• _What to do_
Produce an exact copy of all the records.

++++ Extracted entries ++++

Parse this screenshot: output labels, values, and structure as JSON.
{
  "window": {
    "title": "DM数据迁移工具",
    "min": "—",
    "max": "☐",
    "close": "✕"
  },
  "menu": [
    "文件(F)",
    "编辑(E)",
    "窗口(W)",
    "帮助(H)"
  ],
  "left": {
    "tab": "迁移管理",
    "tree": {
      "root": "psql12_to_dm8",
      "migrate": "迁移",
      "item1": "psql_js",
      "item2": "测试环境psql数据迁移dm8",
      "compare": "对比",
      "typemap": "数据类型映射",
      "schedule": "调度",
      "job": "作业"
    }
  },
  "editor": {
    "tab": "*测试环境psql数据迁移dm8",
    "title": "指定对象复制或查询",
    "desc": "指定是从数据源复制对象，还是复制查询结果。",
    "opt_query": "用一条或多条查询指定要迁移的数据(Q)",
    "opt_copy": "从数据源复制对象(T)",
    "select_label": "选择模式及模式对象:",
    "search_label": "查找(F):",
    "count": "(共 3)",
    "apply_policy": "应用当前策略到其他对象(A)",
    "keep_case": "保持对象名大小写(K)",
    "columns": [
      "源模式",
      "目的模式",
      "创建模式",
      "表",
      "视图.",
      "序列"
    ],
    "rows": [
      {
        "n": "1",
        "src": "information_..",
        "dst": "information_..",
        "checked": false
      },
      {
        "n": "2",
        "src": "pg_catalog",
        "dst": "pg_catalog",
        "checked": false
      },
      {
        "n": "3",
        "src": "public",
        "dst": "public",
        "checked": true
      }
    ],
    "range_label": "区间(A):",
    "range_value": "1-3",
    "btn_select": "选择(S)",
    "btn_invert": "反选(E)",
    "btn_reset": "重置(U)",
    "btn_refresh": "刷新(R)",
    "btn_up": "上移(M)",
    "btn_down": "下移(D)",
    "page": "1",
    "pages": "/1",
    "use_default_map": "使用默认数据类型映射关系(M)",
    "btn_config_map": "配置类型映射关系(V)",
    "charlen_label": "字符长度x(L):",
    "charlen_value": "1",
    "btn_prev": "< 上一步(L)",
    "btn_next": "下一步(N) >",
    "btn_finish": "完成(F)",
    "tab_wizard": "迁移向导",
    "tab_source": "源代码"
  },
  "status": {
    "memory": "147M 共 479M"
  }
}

++++

• _Completed task_
Parse this screenshot: output labels, values, and structure as JSON.
{
  "window": {
    "title": "DM数据迁移工具",
    "min": "—",
    "max": "☐",
    "close": "✕"
  },
  "menu": [
    "文件(F)",
    "编辑(E)",
    "窗口(W)",
    "帮助(H)"
  ],
  "left": {
    "tab": "迁移管理",
    "tree": {
      "root": "psql12_to_dm8",
      "migrate": "迁移",
      "item1": "psql_js",
      "item2": "测试环境psql数据迁移dm8",
      "compare": "对比",
      "typemap": "数据类型映射",
      "schedule": "调度",
      "job": "作业"
    }
  },
  "editor": {
    "tab": "*测试环境psql数据迁移dm8",
    "title": "指定对象复制或查询",
    "desc": "指定是从数据源复制对象，还是复制查询结果。",
    "opt_query": "用一条或多条查询指定要迁移的数据(Q)",
    "opt_copy": "从数据源复制对象(T)",
    "select_label": "选择模式及模式对象:",
    "search_label": "查找(F):",
    "count": "(共 3)",
    "apply_policy": "应用当前策略到其他对象(A)",
    "keep_case": "保持对象名大小写(K)",
    "columns": [
      "源模式",
      "目的模式",
      "创建模式",
      "表",
      "视图.",
      "序列"
    ],
    "rows": [
      {
        "n": "1",
        "src": "information_..",
        "dst": "information_..",
        "checked": false
      },
      {
        "n": "2",
        "src": "pg_catalog",
        "dst": "pg_catalog",
        "checked": false
      },
      {
        "n": "3",
        "src": "public",
        "dst": "public",
        "checked": true
      }
    ],
    "range_label": "区间(A):",
    "range_value": "1-3",
    "btn_select": "选择(S)",
    "btn_invert": "反选(E)",
    "btn_reset": "重置(U)",
    "btn_refresh": "刷新(R)",
    "btn_up": "上移(M)",
    "btn_down": "下移(D)",
    "page": "1",
    "pages": "/1",
    "use_default_map": "使用默认数据类型映射关系(M)",
    "btn_config_map": "配置类型映射关系(V)",
    "charlen_label": "字符长度x(L):",
    "charlen_value": "1",
    "btn_prev": "< 上一步(L)",
    "btn_next": "下一步(N) >",
    "btn_finish": "完成(F)",
    "tab_wizard": "迁移向导",
    "tab_source": "源代码"
  },
  "status": {
    "memory": "147M 共 479M"
  }
}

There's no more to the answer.